What you need to do —
**A)** Answer these questions from the passage about the OECD immigration study:
(i) By what percentage did immigration boost the Finnish economy in 2011?
(ii) Which three countries' economies benefited the most from immigration?
(iii) By what percentage did migration to the EU rise?
**B)** Transcribe the passage about the OECD immigration study between "An OECD study" and "no economic benefits.", inclusive.
**C)** Go on with the passage about the OECD immigration study, picking up after its final sentence.

Passage —
An OECD study claims that immigration boosted the Finnish economy by 0.16% in 2011 including pensions. This revelation is a blow to anti-immigration pundits, who commonly claim that immigration drains social welfare resources and offers no economic benefits.
As Migrant Tales has shown over and over again the red herrings, urban tales and outright racism of anti-immigration parties like the Perussuomalaiset (PS) of Finland, it’s nothing more than a storm in a tea-cup and a way to feed their opportunistic political careers by attracting voters with the help of fear.
The study showed that the economies of countries like Luxembourg, Switzerland and Italy benefited the most from immigration while Germany, France and Poland showed the contrary.
Due to the deep global recession after 2008, migration into OECD countries rose by 2% to almost 4 million more n 2011 versus the previous year. Migration to the EU rose by 15% after declining by almost 40% during 2009-11.

Data segment —
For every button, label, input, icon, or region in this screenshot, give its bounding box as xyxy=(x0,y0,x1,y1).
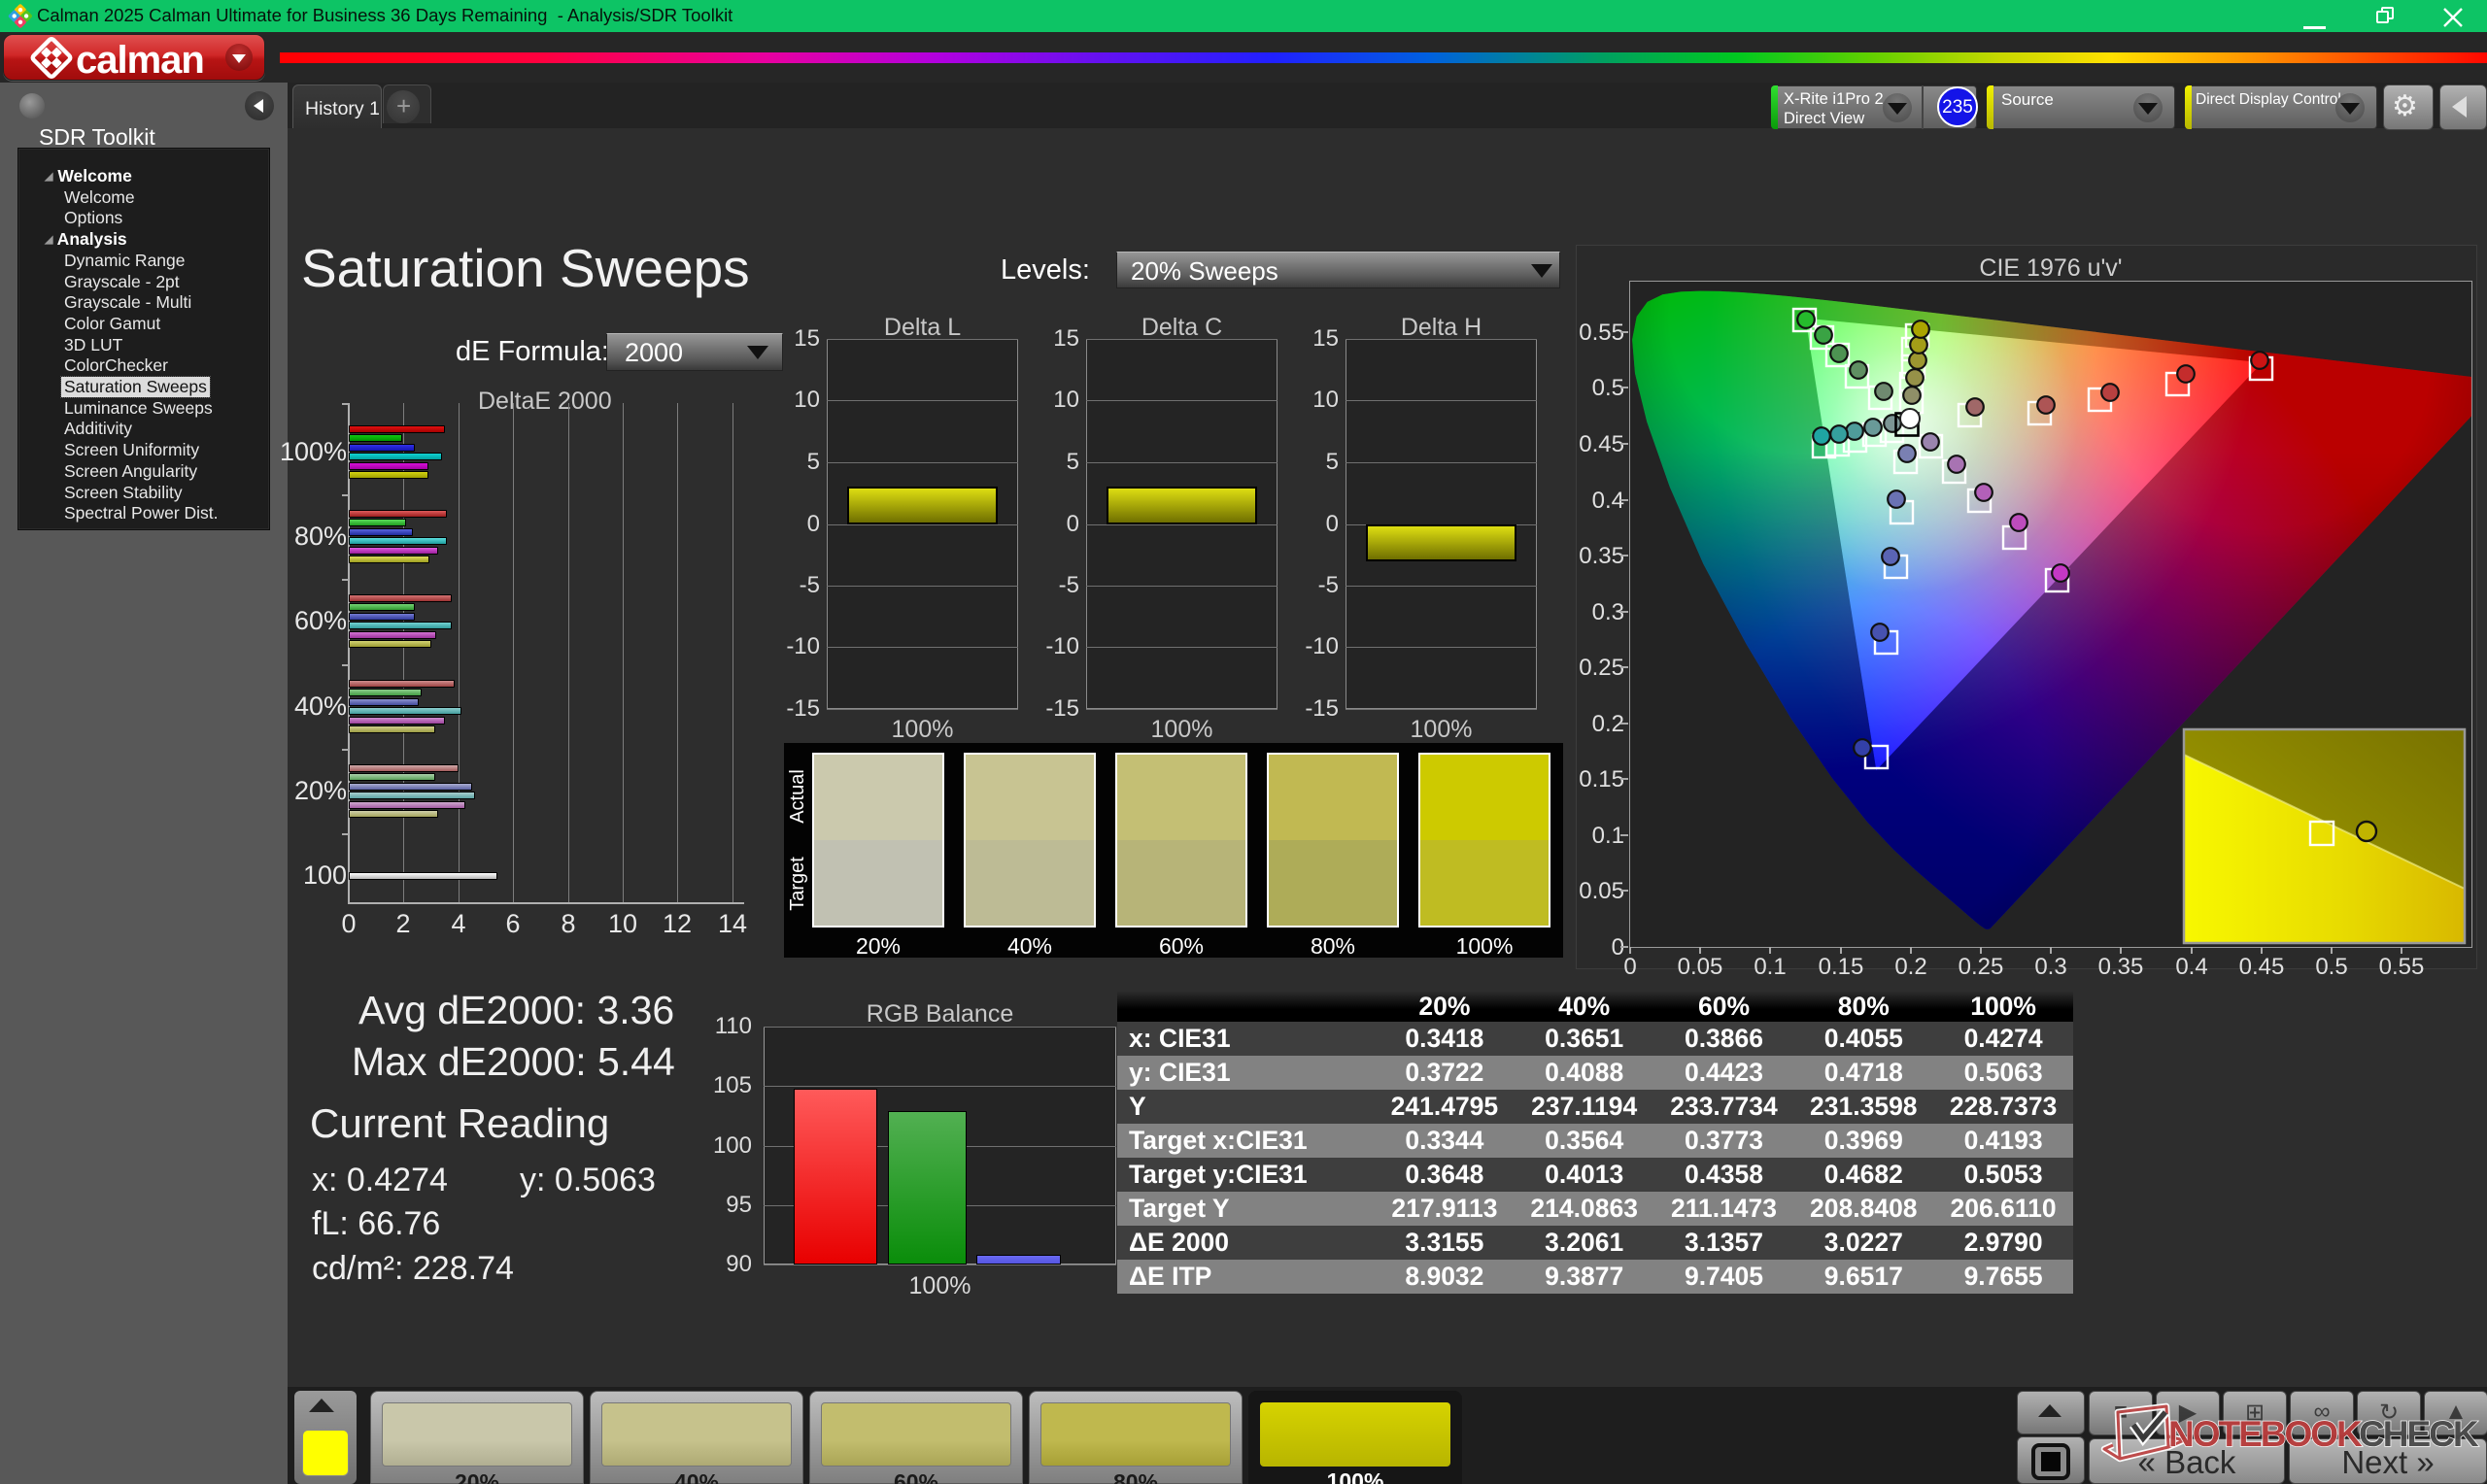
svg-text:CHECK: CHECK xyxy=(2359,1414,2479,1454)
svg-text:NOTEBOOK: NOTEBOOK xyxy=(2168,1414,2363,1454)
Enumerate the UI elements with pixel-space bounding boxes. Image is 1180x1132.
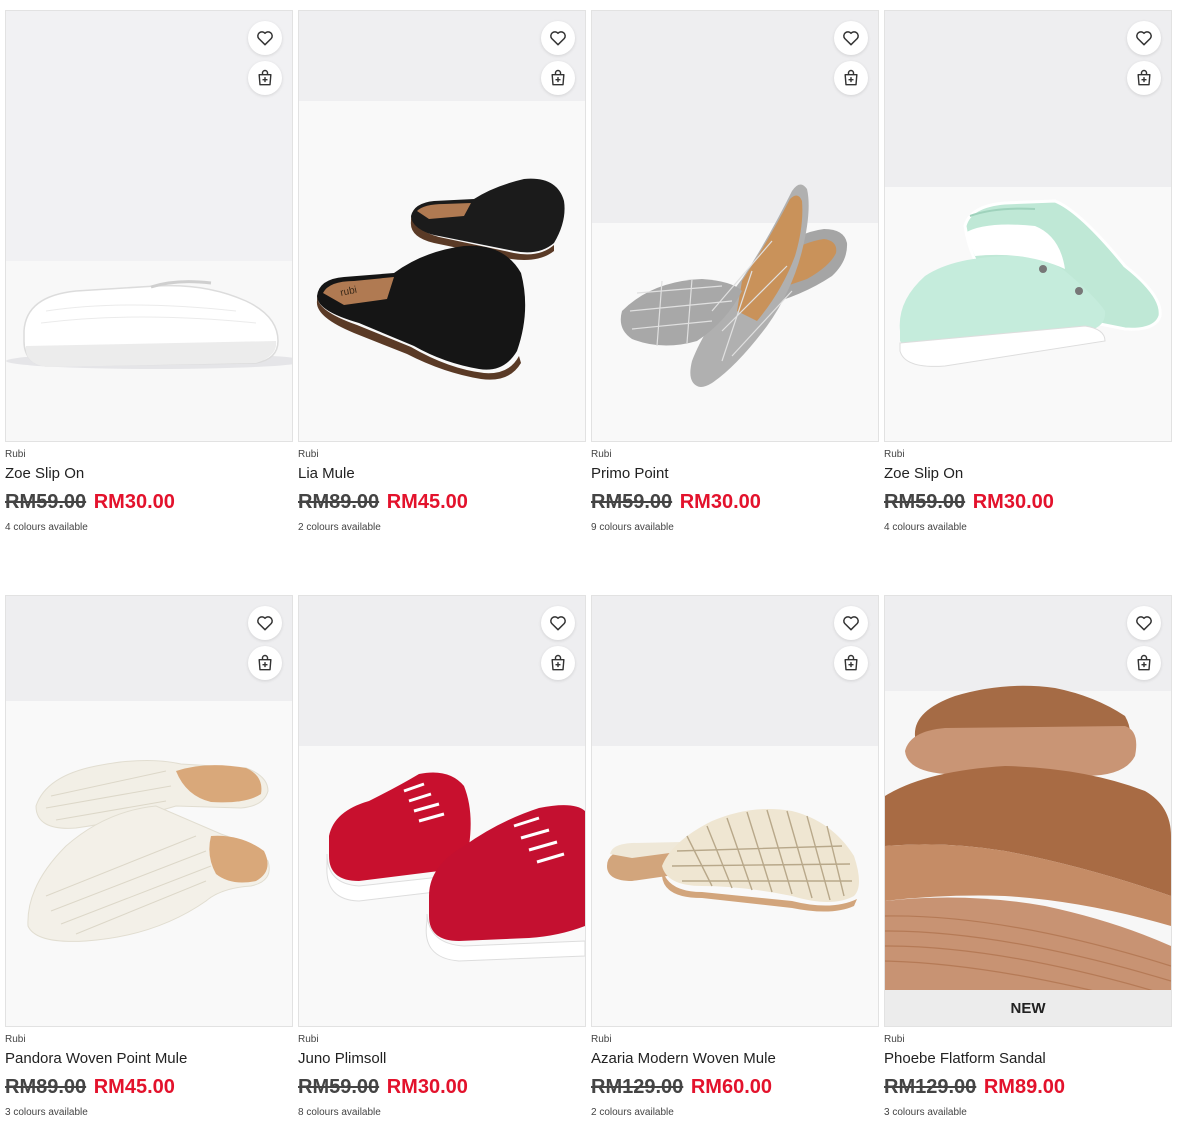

The replies —
**A)**
(i) 0.16%
(ii) Luxembourg, Switzerland and Italy
(iii) 15%

**B)**
An OECD study claims that immigration boosted the Finnish economy by 0.16% in 2011 including pensions. This revelation is a blow to anti-immigration pundits, who commonly claim that immigration drains social welfare resources and offers no economic benefits.

**C)**
While matters may appear to have improved, the job market has worsened sharply for immigrants rising by 5 percentage points to over 4 million unemployed in 2008-12 compared with a 3 point jump for natives. One out of two immigrants have been out of work for over 12 months.
Immigrant youth and low-skilled migrants from Latin America and North Africa have been the hardest hit.
“More jobs for immigrants would create big economic benefits for them and their host countries,” the OECD states. “Raising the employment level of high educated and immigrant women to the level of natives would create major fiscal gains for countries such as France, Belgium and Sweden with large long-standing immigrant populations. “
The OCED says fighting discrimination is vital: “The report assesses the level of discrimination across countries and finds its extent much higher than previously thought. Generally, a person with an immigrant-sounding name, for example, has to send at least twice as many applications to get a job interview than one with a non-immigrant name.”
Sounds familiar, no?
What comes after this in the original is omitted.